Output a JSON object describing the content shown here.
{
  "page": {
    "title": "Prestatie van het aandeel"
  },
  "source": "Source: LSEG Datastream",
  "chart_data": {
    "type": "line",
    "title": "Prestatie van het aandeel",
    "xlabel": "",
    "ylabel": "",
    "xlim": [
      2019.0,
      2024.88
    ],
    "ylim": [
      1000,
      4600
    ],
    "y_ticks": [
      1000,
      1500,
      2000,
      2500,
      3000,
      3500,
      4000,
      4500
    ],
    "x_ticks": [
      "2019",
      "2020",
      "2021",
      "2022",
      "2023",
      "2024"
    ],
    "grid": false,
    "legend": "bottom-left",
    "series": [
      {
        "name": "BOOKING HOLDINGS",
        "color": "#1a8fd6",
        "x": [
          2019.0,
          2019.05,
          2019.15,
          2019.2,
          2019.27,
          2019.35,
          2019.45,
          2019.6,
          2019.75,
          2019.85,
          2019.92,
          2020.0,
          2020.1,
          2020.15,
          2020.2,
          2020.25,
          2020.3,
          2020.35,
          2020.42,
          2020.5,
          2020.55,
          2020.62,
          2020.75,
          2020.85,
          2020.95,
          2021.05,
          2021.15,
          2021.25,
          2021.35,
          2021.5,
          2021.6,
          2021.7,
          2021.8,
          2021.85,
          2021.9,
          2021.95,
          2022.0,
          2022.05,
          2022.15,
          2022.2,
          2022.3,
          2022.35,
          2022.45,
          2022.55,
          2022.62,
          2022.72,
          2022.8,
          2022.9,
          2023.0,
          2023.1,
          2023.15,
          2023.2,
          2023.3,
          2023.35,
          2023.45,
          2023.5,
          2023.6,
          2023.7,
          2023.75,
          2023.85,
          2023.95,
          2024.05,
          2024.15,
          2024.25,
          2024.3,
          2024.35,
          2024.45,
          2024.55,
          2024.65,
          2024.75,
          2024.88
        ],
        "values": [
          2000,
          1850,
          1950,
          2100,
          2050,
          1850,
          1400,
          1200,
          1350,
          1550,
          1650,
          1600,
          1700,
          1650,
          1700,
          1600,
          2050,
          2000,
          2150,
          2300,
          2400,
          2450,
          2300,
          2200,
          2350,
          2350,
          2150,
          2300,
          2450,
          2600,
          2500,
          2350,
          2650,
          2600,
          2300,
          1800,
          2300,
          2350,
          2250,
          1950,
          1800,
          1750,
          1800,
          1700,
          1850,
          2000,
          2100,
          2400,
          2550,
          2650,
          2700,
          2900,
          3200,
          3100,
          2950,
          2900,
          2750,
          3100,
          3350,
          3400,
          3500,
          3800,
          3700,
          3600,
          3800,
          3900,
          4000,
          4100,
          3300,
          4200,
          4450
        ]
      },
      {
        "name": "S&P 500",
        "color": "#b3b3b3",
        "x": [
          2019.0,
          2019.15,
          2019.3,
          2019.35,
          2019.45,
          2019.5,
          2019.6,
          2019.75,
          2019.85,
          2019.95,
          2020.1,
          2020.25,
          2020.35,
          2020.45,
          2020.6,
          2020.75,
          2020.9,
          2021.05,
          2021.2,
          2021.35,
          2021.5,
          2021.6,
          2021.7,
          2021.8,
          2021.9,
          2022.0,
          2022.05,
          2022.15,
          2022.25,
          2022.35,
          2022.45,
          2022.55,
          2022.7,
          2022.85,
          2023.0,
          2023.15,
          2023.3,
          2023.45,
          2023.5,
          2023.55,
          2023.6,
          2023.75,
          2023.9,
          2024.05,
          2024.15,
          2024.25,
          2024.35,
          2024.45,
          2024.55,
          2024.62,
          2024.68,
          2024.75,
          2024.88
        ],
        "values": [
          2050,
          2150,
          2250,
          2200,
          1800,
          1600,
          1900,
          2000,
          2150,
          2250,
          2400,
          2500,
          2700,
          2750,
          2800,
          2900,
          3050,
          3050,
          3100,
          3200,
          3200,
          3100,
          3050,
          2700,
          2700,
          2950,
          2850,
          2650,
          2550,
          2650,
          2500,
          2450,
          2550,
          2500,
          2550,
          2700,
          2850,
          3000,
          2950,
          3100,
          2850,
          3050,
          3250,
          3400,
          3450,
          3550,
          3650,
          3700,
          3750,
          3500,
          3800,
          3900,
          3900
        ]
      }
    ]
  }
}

* * *

* PROBLEM TO WORK ON: Would you reproduce the material above in full, exactly as given?

* TASK ANSWER:
Output a JSON object describing the content shown here.
{
  "page": {
    "title": "Prestatie van het aandeel"
  },
  "source": "Source: LSEG Datastream",
  "chart_data": {
    "type": "line",
    "title": "Prestatie van het aandeel",
    "xlabel": "",
    "ylabel": "",
    "xlim": [
      2019.0,
      2024.88
    ],
    "ylim": [
      1000,
      4600
    ],
    "y_ticks": [
      1000,
      1500,
      2000,
      2500,
      3000,
      3500,
      4000,
      4500
    ],
    "x_ticks": [
      "2019",
      "2020",
      "2021",
      "2022",
      "2023",
      "2024"
    ],
    "grid": false,
    "legend": "bottom-left",
    "series": [
      {
        "name": "BOOKING HOLDINGS",
        "color": "#1a8fd6",
        "x": [
          2019.0,
          2019.05,
          2019.15,
          2019.2,
          2019.27,
          2019.35,
          2019.45,
          2019.6,
          2019.75,
          2019.85,
          2019.92,
          2020.0,
          2020.1,
          2020.15,
          2020.2,
          2020.25,
          2020.3,
          2020.35,
          2020.42,
          2020.5,
          2020.55,
          2020.62,
          2020.75,
          2020.85,
          2020.95,
          2021.05,
          2021.15,
          2021.25,
          2021.35,
          2021.5,
          2021.6,
          2021.7,
          2021.8,
          2021.85,
          2021.9,
          2021.95,
          2022.0,
          2022.05,
          2022.15,
          2022.2,
          2022.3,
          2022.35,
          2022.45,
          2022.55,
          2022.62,
          2022.72,
          2022.8,
          2022.9,
          2023.0,
          2023.1,
          2023.15,
          2023.2,
          2023.3,
          2023.35,
          2023.45,
          2023.5,
          2023.6,
          2023.7,
          2023.75,
          2023.85,
          2023.95,
          2024.05,
          2024.15,
          2024.25,
          2024.3,
          2024.35,
          2024.45,
          2024.55,
          2024.65,
          2024.75,
          2024.88
        ],
        "values": [
          2000,
          1850,
          1950,
          2100,
          2050,
          1850,
          1400,
          1200,
          1350,
          1550,
          1650,
          1600,
          1700,
          1650,
          1700,
          1600,
          2050,
          2000,
          2150,
          2300,
          2400,
          2450,
          2300,
          2200,
          2350,
          2350,
          2150,
          2300,
          2450,
          2600,
          2500,
          2350,
          2650,
          2600,
          2300,
          1800,
          2300,
          2350,
          2250,
          1950,
          1800,
          1750,
          1800,
          1700,
          1850,
          2000,
          2100,
          2400,
          2550,
          2650,
          2700,
          2900,
          3200,
          3100,
          2950,
          2900,
          2750,
          3100,
          3350,
          3400,
          3500,
          3800,
          3700,
          3600,
          3800,
          3900,
          4000,
          4100,
          3300,
          4200,
          4450
        ]
      },
      {
        "name": "S&P 500",
        "color": "#b3b3b3",
        "x": [
          2019.0,
          2019.15,
          2019.3,
          2019.35,
          2019.45,
          2019.5,
          2019.6,
          2019.75,
          2019.85,
          2019.95,
          2020.1,
          2020.25,
          2020.35,
          2020.45,
          2020.6,
          2020.75,
          2020.9,
          2021.05,
          2021.2,
          2021.35,
          2021.5,
          2021.6,
          2021.7,
          2021.8,
          2021.9,
          2022.0,
          2022.05,
          2022.15,
          2022.25,
          2022.35,
          2022.45,
          2022.55,
          2022.7,
          2022.85,
          2023.0,
          2023.15,
          2023.3,
          2023.45,
          2023.5,
          2023.55,
          2023.6,
          2023.75,
          2023.9,
          2024.05,
          2024.15,
          2024.25,
          2024.35,
          2024.45,
          2024.55,
          2024.62,
          2024.68,
          2024.75,
          2024.88
        ],
        "values": [
          2050,
          2150,
          2250,
          2200,
          1800,
          1600,
          1900,
          2000,
          2150,
          2250,
          2400,
          2500,
          2700,
          2750,
          2800,
          2900,
          3050,
          3050,
          3100,
          3200,
          3200,
          3100,
          3050,
          2700,
          2700,
          2950,
          2850,
          2650,
          2550,
          2650,
          2500,
          2450,
          2550,
          2500,
          2550,
          2700,
          2850,
          3000,
          2950,
          3100,
          2850,
          3050,
          3250,
          3400,
          3450,
          3550,
          3650,
          3700,
          3750,
          3500,
          3800,
          3900,
          3900
        ]
      }
    ]
  }
}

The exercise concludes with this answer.